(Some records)
:::::

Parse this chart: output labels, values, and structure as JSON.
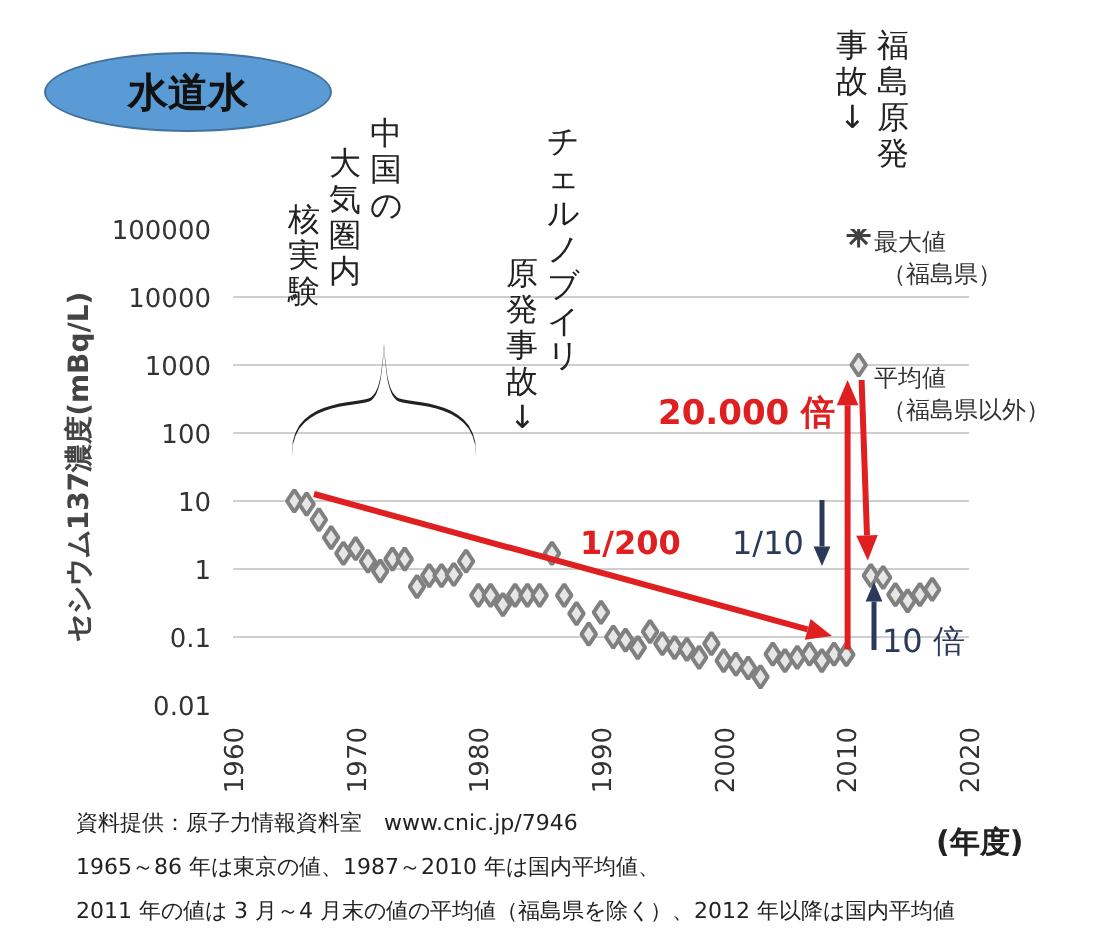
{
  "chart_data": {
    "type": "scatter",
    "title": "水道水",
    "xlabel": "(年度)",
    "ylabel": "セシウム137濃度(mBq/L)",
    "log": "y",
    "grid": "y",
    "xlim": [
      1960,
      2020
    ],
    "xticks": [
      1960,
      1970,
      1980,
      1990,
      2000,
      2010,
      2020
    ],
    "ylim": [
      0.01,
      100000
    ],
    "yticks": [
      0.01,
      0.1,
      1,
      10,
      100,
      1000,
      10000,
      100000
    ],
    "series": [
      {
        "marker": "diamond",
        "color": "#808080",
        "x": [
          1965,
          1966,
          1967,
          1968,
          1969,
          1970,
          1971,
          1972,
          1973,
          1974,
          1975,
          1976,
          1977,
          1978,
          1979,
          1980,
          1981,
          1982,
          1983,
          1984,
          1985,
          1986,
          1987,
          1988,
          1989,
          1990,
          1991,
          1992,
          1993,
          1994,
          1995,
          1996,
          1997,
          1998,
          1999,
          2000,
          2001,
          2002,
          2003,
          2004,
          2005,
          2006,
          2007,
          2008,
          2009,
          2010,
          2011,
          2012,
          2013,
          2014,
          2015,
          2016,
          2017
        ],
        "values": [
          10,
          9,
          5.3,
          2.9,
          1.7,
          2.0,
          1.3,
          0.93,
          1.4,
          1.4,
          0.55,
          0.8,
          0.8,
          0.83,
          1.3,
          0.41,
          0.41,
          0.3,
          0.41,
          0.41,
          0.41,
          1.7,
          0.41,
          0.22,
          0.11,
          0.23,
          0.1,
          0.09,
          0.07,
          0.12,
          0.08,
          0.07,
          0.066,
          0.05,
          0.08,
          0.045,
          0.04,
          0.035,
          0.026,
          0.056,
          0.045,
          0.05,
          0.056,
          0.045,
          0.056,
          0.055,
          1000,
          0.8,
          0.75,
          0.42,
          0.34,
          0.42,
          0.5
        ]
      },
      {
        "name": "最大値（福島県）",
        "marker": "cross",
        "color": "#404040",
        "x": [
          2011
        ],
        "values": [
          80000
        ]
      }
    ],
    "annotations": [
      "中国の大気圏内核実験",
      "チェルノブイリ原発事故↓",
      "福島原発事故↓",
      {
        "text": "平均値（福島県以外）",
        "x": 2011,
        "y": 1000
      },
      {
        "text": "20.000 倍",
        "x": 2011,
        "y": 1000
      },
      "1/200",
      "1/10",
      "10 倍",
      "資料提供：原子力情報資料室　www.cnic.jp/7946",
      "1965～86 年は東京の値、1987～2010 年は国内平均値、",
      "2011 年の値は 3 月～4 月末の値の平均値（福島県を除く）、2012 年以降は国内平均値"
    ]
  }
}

:::::

Leave the pictures out and reproduce all of the records exactly.

Parse this chart: output labels, values, and structure as JSON.
{
  "chart_data": {
    "type": "scatter",
    "title": "水道水",
    "xlabel": "(年度)",
    "ylabel": "セシウム137濃度(mBq/L)",
    "log": "y",
    "grid": "y",
    "xlim": [
      1960,
      2020
    ],
    "xticks": [
      1960,
      1970,
      1980,
      1990,
      2000,
      2010,
      2020
    ],
    "ylim": [
      0.01,
      100000
    ],
    "yticks": [
      0.01,
      0.1,
      1,
      10,
      100,
      1000,
      10000,
      100000
    ],
    "series": [
      {
        "marker": "diamond",
        "color": "#808080",
        "x": [
          1965,
          1966,
          1967,
          1968,
          1969,
          1970,
          1971,
          1972,
          1973,
          1974,
          1975,
          1976,
          1977,
          1978,
          1979,
          1980,
          1981,
          1982,
          1983,
          1984,
          1985,
          1986,
          1987,
          1988,
          1989,
          1990,
          1991,
          1992,
          1993,
          1994,
          1995,
          1996,
          1997,
          1998,
          1999,
          2000,
          2001,
          2002,
          2003,
          2004,
          2005,
          2006,
          2007,
          2008,
          2009,
          2010,
          2011,
          2012,
          2013,
          2014,
          2015,
          2016,
          2017
        ],
        "values": [
          10,
          9,
          5.3,
          2.9,
          1.7,
          2.0,
          1.3,
          0.93,
          1.4,
          1.4,
          0.55,
          0.8,
          0.8,
          0.83,
          1.3,
          0.41,
          0.41,
          0.3,
          0.41,
          0.41,
          0.41,
          1.7,
          0.41,
          0.22,
          0.11,
          0.23,
          0.1,
          0.09,
          0.07,
          0.12,
          0.08,
          0.07,
          0.066,
          0.05,
          0.08,
          0.045,
          0.04,
          0.035,
          0.026,
          0.056,
          0.045,
          0.05,
          0.056,
          0.045,
          0.056,
          0.055,
          1000,
          0.8,
          0.75,
          0.42,
          0.34,
          0.42,
          0.5
        ]
      },
      {
        "name": "最大値（福島県）",
        "marker": "cross",
        "color": "#404040",
        "x": [
          2011
        ],
        "values": [
          80000
        ]
      }
    ],
    "annotations": [
      "中国の大気圏内核実験",
      "チェルノブイリ原発事故↓",
      "福島原発事故↓",
      {
        "text": "平均値（福島県以外）",
        "x": 2011,
        "y": 1000
      },
      {
        "text": "20.000 倍",
        "x": 2011,
        "y": 1000
      },
      "1/200",
      "1/10",
      "10 倍",
      "資料提供：原子力情報資料室　www.cnic.jp/7946",
      "1965～86 年は東京の値、1987～2010 年は国内平均値、",
      "2011 年の値は 3 月～4 月末の値の平均値（福島県を除く）、2012 年以降は国内平均値"
    ]
  }
}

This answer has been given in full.